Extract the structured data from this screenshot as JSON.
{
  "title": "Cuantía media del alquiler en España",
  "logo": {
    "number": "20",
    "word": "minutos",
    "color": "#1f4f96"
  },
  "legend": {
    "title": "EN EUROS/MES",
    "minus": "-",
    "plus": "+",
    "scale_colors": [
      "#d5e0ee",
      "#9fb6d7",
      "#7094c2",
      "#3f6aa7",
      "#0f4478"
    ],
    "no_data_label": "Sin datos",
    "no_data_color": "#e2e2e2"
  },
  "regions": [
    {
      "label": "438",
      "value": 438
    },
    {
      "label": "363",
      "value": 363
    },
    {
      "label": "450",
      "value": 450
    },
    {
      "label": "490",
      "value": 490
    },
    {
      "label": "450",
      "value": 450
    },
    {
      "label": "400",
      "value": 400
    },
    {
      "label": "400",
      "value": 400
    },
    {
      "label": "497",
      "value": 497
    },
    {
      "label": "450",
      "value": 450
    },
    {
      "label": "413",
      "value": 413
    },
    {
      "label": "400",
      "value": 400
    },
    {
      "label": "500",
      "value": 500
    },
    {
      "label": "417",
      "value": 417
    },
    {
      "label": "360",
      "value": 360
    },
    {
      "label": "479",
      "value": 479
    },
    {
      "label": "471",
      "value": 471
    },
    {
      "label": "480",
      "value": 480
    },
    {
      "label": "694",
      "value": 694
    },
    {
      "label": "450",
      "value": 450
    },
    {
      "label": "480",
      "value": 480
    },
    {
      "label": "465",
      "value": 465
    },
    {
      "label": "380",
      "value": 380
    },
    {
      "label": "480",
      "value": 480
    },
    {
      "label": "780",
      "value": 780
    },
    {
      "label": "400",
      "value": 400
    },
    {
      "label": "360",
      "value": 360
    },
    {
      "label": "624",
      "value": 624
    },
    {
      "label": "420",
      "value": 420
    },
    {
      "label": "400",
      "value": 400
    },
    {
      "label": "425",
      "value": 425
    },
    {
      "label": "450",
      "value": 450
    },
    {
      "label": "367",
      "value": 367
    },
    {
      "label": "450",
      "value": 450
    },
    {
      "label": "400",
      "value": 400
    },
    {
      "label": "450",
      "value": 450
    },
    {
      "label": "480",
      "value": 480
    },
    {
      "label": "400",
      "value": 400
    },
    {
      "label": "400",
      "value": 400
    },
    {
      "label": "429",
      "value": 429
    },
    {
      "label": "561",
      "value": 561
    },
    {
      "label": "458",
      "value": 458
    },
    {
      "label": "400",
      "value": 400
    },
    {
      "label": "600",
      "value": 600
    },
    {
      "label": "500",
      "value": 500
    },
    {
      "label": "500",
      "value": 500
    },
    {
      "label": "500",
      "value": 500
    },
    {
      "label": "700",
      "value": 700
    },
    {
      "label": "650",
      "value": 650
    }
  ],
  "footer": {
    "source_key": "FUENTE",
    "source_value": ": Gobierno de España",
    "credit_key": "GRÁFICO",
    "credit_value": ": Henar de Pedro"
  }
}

++++++

AIM:
State, as a number only, how many lines in the entries include "España".

CORRECT OUTPUT:
2